文本段落

10月 07, 2013

沉睡的二郎,宮崎駿的夢

風起 (風立ちぬ, 2013)

過去二十多年來、每出片即翻新日本影史票房紀錄、已成日本電影票房救世主的宮崎駿,推出新作《風起》隨即發表退休宣言,讓這部懷舊色彩濃烈的動畫立時成為影迷絕不可錯過的話題作品。或許也是這樣的特殊緣由,片商不讓國人久候,在本片仍於日本院線上映中便引進寶島,台日戲迷同時見證、或許也是心疼一個時代就此畫下句點。

《風起》奠基於史實,講的是成長於二戰前的飛機設計工程師堀越二郎的故事。自小便夢想乘翼翱翔天際的堀越二郎,在研究所畢業後進入三菱工業,負責航空器設計的工作。由於天賦、努力不懈、與長官賞識等的配合,在短短兩三年內設計出太平洋戰爭時橫行整個西太平洋上空的零式戰鬥機。除了逐夢的勵志故事外,本片也穿插淒美愛情故事線,搬演二郎與關東大地震時因緣邂逅的少女菜穗子重逢、進而互許終身、最後仍不免生離死別的催淚戲碼。

宮崎駿的老影迷應該從電影一開場就注意到,畫面運用尚稱古典的宮崎駿,在《風起》的電影語法做了頗大的改變,在標準的敘事鏡頭之外穿插不少主觀鏡頭與帶有超現實色彩的鏡頭。雖說宮崎駿的作品本身便因為主題關係總是富饒奇幻似夢的氣息,但透過鏡頭使用本身傳達的超現實語法,則更有風格、效果也更強烈。《風起》中少年堀越二郎從夢中到醒轉的開場戲,不但主觀、敘事鏡頭交錯使用,古典與超現實語法穿插,使人忽而以為此刻是二郎的夢境、又或回到了現實。當這組長達五分多鐘的開場還是以無對白的方式進行,一切都抽象化到宮崎駿動畫裡空前的高度。這無疑向我們表示,這部宮崎駿告別影壇的作品,將會是一部頗藏暗碼的電影。

問題
A. 在這篇《風起》影評裡,堀越二郎研究所畢業後進入了哪家公司?
B. 請照錄這篇《風起》影評中的一段文字,從「沉睡的二郎,宮崎駿的夢」開始,一直到「後仍不免生離死別的催淚戲碼。」為止。

資料
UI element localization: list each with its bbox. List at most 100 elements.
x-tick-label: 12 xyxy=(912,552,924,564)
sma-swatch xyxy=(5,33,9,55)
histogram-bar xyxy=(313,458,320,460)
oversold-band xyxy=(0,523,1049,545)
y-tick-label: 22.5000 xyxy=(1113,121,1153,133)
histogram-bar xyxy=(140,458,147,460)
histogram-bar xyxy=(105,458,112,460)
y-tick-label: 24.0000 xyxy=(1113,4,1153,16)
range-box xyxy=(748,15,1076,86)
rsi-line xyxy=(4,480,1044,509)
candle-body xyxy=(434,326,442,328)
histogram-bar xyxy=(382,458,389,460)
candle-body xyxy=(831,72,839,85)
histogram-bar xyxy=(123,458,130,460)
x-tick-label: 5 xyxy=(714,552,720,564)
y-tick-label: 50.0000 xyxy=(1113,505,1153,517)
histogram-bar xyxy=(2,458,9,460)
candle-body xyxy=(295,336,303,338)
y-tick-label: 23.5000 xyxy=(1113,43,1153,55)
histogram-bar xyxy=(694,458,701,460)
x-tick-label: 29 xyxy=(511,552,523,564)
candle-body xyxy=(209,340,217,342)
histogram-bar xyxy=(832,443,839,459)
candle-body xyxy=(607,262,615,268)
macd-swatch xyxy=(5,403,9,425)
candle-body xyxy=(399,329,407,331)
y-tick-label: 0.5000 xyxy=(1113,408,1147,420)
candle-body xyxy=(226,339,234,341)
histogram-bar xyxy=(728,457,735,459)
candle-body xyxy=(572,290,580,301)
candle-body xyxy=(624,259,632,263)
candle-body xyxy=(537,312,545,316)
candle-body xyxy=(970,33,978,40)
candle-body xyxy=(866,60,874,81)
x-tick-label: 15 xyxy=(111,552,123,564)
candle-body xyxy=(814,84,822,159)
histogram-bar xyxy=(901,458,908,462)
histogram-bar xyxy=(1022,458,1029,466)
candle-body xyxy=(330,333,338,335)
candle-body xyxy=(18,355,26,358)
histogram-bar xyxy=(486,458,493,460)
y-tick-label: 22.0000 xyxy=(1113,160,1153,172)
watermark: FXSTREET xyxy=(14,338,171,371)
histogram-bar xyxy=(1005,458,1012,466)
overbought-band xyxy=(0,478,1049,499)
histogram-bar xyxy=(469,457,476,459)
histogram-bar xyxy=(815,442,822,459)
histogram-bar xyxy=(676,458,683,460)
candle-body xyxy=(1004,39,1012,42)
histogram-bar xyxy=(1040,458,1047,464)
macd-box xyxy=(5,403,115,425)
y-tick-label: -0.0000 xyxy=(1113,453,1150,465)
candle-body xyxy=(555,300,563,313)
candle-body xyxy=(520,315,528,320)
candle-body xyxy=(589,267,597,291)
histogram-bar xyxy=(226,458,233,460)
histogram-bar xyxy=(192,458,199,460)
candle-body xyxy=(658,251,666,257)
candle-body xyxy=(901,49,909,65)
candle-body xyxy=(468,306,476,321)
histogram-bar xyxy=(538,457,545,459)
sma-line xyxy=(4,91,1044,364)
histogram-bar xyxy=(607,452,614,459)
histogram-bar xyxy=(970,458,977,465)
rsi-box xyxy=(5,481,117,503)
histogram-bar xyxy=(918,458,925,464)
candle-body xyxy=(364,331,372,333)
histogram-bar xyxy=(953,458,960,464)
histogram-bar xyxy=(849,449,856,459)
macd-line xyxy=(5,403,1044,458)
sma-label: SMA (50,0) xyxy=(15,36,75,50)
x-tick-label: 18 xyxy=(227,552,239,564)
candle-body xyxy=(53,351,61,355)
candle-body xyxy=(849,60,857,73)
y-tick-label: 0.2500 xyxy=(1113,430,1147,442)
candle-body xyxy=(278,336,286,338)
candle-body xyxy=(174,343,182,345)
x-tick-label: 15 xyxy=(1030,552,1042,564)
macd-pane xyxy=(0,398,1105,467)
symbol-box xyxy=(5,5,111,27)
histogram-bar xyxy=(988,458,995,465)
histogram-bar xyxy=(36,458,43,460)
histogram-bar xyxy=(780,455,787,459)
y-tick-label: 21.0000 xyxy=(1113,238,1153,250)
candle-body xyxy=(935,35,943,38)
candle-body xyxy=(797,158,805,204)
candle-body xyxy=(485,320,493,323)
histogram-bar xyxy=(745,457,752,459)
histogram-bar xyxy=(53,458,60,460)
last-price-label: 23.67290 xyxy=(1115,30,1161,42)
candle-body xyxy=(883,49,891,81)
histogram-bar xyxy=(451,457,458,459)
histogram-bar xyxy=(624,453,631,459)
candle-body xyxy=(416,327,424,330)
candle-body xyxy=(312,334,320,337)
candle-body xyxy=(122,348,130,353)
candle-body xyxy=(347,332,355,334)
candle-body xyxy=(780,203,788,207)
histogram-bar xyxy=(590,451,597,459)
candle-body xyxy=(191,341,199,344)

本題解答
A. 三菱工業

B.
沉睡的二郎,宮崎駿的夢

風起 (風立ちぬ, 2013)

過去二十多年來、每出片即翻新日本影史票房紀錄、已成日本電影票房救世主的宮崎駿,推出新作《風起》隨即發表退休宣言,讓這部懷舊色彩濃烈的動畫立時成為影迷絕不可錯過的話題作品。或許也是這樣的特殊緣由,片商不讓國人久候,在本片仍於日本院線上映中便引進寶島,台日戲迷同時見證、或許也是心疼一個時代就此畫下句點。

《風起》奠基於史實,講的是成長於二戰前的飛機設計工程師堀越二郎的故事。自小便夢想乘翼翱翔天際的堀越二郎,在研究所畢業後進入三菱工業,負責航空器設計的工作。由於天賦、努力不懈、與長官賞識等的配合,在短短兩三年內設計出太平洋戰爭時橫行整個西太平洋上空的零式戰鬥機。除了逐夢的勵志故事外,本片也穿插淒美愛情故事線,搬演二郎與關東大地震時因緣邂逅的少女菜穗子重逢、進而互許終身、最後仍不免生離死別的催淚戲碼。